• **Task details**
Restate the full listing word for word and leave the pictures out.

• **Rows**
* * * * * * *

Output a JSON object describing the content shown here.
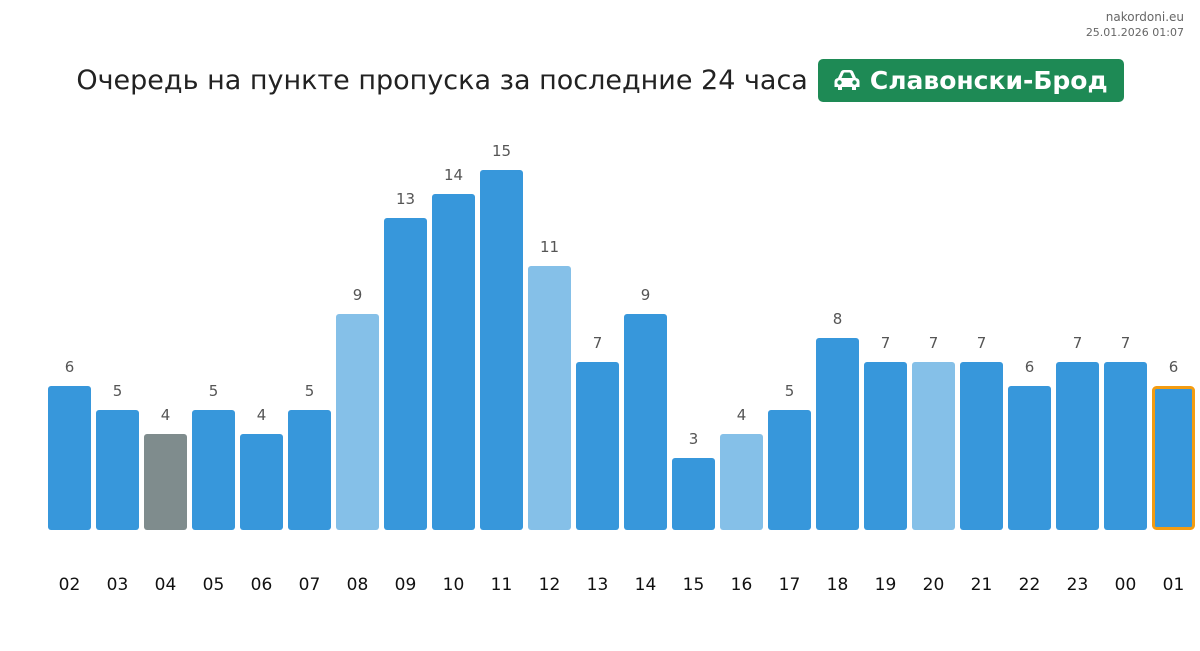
{
  "site": {
    "domain": "nakordoni.eu",
    "timestamp": "25.01.2026 01:07"
  },
  "header": {
    "title": "Очередь на пункте пропуска за последние 24 часа",
    "badge_label": "Славонски-Брод",
    "badge_icon": "car-icon",
    "badge_color": "#1e8a55"
  },
  "colors": {
    "bar_default": "#3797db",
    "bar_light": "#85c0e8",
    "bar_gray": "#7f8c8d",
    "current_border": "#f39c12"
  },
  "chart_data": {
    "type": "bar",
    "title": "Очередь на пункте пропуска за последние 24 часа",
    "xlabel": "",
    "ylabel": "",
    "grid": false,
    "ylim": [
      0,
      15
    ],
    "categories": [
      "02",
      "03",
      "04",
      "05",
      "06",
      "07",
      "08",
      "09",
      "10",
      "11",
      "12",
      "13",
      "14",
      "15",
      "16",
      "17",
      "18",
      "19",
      "20",
      "21",
      "22",
      "23",
      "00",
      "01"
    ],
    "values": [
      6,
      5,
      4,
      5,
      4,
      5,
      9,
      13,
      14,
      15,
      11,
      7,
      9,
      3,
      4,
      5,
      8,
      7,
      7,
      7,
      6,
      7,
      7,
      6
    ],
    "bar_styles": [
      "default",
      "default",
      "gray",
      "default",
      "default",
      "default",
      "light",
      "default",
      "default",
      "default",
      "light",
      "default",
      "default",
      "default",
      "light",
      "default",
      "default",
      "default",
      "light",
      "default",
      "default",
      "default",
      "default",
      "current"
    ]
  }
}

* * * * * * *

• **Completed exercise**
Output a JSON object describing the content shown here.
{
  "site": {
    "domain": "nakordoni.eu",
    "timestamp": "25.01.2026 01:07"
  },
  "header": {
    "title": "Очередь на пункте пропуска за последние 24 часа",
    "badge_label": "Славонски-Брод",
    "badge_icon": "car-icon",
    "badge_color": "#1e8a55"
  },
  "colors": {
    "bar_default": "#3797db",
    "bar_light": "#85c0e8",
    "bar_gray": "#7f8c8d",
    "current_border": "#f39c12"
  },
  "chart_data": {
    "type": "bar",
    "title": "Очередь на пункте пропуска за последние 24 часа",
    "xlabel": "",
    "ylabel": "",
    "grid": false,
    "ylim": [
      0,
      15
    ],
    "categories": [
      "02",
      "03",
      "04",
      "05",
      "06",
      "07",
      "08",
      "09",
      "10",
      "11",
      "12",
      "13",
      "14",
      "15",
      "16",
      "17",
      "18",
      "19",
      "20",
      "21",
      "22",
      "23",
      "00",
      "01"
    ],
    "values": [
      6,
      5,
      4,
      5,
      4,
      5,
      9,
      13,
      14,
      15,
      11,
      7,
      9,
      3,
      4,
      5,
      8,
      7,
      7,
      7,
      6,
      7,
      7,
      6
    ],
    "bar_styles": [
      "default",
      "default",
      "gray",
      "default",
      "default",
      "default",
      "light",
      "default",
      "default",
      "default",
      "light",
      "default",
      "default",
      "default",
      "light",
      "default",
      "default",
      "default",
      "light",
      "default",
      "default",
      "default",
      "default",
      "current"
    ]
  }
}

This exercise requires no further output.